WORK TO COMPLETE — Comb the records below for the string "Thrown" and copy each line where it turns up.

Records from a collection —
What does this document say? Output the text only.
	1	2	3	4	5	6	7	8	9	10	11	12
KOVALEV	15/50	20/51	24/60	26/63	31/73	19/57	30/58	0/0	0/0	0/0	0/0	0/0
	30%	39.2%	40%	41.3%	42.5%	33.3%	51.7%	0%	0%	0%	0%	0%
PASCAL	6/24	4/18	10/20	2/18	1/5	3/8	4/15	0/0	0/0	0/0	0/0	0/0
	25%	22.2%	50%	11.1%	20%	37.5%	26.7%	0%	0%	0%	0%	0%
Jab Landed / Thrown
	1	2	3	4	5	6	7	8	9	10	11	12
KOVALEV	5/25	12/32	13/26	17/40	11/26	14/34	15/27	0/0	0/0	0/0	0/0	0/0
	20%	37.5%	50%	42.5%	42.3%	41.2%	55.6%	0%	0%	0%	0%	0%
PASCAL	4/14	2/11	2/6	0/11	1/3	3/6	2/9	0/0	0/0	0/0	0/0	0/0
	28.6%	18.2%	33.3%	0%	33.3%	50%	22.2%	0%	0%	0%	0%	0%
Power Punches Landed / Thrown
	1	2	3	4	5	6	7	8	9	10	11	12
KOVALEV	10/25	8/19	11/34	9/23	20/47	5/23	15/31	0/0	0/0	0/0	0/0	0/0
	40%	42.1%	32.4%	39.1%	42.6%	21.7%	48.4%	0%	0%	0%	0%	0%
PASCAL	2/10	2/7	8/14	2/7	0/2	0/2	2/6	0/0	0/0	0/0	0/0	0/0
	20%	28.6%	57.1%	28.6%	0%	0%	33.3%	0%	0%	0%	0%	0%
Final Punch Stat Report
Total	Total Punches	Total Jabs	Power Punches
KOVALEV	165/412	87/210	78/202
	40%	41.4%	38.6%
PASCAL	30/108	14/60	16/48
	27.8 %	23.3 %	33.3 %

==

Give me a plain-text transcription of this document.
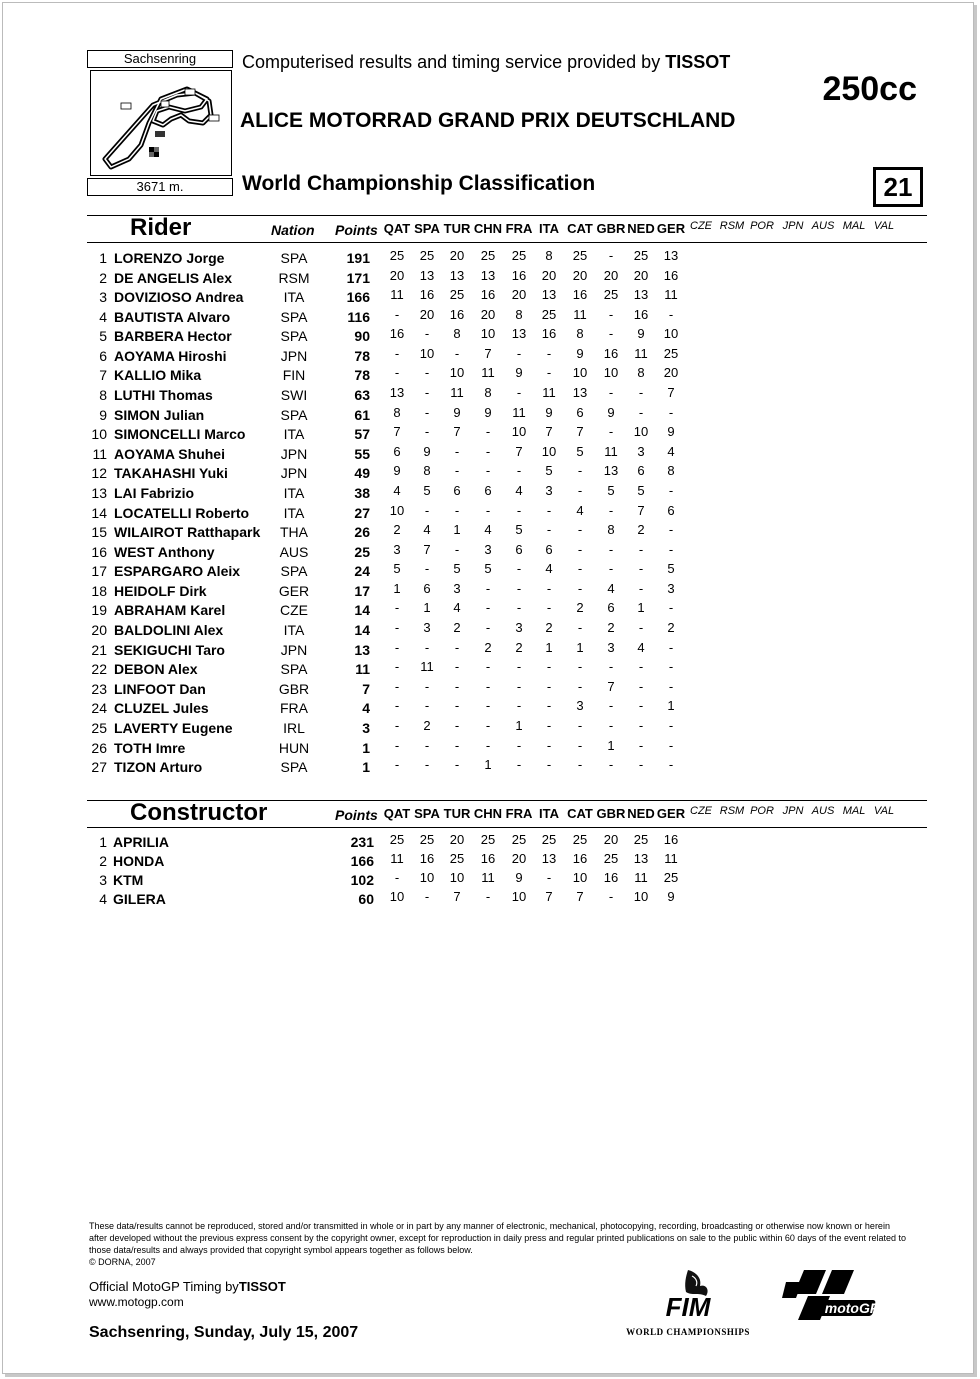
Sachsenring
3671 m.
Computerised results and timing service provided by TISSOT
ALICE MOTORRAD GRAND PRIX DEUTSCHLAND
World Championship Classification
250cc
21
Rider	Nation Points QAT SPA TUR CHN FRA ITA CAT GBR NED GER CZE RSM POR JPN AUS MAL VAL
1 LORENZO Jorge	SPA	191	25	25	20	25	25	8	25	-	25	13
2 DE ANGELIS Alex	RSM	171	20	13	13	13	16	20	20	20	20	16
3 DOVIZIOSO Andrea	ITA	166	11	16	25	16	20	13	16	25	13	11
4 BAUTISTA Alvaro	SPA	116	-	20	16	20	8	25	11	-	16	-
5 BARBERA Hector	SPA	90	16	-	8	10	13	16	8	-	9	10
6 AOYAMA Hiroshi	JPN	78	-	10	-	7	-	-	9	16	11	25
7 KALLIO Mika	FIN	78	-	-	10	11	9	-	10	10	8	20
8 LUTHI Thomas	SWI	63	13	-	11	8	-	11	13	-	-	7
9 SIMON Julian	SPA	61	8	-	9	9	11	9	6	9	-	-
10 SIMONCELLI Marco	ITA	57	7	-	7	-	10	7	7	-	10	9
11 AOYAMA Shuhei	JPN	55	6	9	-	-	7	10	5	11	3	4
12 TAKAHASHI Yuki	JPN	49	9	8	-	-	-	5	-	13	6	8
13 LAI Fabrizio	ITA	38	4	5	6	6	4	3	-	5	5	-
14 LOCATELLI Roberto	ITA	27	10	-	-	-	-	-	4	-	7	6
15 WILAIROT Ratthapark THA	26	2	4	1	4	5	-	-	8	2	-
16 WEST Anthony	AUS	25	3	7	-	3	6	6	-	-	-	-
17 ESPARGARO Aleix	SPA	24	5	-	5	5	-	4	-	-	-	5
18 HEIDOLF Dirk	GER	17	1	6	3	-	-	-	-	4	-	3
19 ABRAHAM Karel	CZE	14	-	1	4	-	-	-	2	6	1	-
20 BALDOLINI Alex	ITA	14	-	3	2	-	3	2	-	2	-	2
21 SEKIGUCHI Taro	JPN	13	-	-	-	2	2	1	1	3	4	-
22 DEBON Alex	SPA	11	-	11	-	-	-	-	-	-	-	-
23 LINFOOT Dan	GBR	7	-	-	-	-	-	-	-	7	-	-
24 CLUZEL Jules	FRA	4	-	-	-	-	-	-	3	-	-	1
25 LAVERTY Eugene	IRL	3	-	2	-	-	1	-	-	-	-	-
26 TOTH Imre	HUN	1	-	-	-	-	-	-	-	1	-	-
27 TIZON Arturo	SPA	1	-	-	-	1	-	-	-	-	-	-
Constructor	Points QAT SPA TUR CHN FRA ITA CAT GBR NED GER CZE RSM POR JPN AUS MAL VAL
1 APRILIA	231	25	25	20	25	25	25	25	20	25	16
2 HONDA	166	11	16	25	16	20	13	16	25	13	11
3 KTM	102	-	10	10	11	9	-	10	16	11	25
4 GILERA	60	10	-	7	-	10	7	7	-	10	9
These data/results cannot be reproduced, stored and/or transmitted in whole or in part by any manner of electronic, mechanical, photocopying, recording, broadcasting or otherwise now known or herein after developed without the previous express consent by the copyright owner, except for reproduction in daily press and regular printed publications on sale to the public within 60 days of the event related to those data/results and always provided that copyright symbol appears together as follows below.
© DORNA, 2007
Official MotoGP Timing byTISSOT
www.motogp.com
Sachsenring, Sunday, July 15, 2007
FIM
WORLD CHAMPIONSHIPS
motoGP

ANSWER BELOW —
Jab Landed / Thrown
Power Punches Landed / Thrown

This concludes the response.